▸ **CHALLENGE**
Each line that includes "phase" counts once; give the total and nothing besides.

▸ **RECORDS SHOWN**

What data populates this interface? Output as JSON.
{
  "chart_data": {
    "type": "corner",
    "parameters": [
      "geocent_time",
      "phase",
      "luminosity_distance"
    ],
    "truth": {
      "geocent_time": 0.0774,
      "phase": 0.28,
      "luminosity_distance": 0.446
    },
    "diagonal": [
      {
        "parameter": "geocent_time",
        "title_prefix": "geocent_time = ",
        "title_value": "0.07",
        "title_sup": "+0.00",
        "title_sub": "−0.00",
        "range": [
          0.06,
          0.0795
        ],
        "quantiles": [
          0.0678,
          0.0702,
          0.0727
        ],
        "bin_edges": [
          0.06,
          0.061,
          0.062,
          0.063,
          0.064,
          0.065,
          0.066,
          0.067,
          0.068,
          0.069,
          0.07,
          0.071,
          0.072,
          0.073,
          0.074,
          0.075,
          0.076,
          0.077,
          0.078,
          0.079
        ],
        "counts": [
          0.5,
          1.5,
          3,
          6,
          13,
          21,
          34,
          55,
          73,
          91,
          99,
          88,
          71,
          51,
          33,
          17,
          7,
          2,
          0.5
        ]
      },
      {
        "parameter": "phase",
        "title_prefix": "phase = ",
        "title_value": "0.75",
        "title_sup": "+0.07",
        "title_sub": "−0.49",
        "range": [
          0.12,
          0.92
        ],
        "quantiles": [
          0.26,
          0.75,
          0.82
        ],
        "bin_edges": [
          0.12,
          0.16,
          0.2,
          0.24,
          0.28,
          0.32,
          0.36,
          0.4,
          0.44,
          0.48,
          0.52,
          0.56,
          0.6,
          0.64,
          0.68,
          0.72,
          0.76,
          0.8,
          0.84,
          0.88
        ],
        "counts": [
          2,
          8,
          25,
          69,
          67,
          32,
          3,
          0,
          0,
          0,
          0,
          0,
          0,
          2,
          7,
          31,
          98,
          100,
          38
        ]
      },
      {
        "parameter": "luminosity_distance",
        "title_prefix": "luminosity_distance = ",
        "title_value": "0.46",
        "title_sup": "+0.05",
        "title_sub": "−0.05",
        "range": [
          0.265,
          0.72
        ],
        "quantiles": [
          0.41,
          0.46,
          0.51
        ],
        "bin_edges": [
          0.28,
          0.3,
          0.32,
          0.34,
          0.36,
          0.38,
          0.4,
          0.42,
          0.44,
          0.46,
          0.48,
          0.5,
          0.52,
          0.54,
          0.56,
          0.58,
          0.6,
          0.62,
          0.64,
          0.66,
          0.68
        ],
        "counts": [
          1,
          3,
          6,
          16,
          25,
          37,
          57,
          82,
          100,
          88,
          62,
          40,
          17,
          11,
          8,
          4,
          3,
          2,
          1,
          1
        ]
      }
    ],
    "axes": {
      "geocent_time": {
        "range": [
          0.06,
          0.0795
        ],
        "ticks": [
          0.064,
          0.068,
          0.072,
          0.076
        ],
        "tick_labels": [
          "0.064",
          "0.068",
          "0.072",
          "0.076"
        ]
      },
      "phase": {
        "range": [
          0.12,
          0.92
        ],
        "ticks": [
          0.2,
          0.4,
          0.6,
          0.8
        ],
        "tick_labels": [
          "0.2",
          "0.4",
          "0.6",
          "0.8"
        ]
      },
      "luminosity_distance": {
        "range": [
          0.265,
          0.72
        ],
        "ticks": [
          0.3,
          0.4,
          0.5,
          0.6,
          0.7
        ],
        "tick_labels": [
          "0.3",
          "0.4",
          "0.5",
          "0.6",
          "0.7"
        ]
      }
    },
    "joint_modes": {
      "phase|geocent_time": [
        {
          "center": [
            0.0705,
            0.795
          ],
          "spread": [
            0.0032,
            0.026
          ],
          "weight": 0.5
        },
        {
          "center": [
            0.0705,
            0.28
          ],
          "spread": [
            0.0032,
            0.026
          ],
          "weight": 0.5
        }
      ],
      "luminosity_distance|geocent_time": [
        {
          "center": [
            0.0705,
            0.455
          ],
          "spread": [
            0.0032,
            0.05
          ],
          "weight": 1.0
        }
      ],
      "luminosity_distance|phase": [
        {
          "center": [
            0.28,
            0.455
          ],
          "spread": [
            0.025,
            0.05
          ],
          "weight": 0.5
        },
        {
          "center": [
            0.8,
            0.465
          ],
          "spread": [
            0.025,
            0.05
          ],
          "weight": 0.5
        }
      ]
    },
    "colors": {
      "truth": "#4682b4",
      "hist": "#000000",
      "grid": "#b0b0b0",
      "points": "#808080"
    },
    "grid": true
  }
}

▸ **EXPECTED ANSWER**
7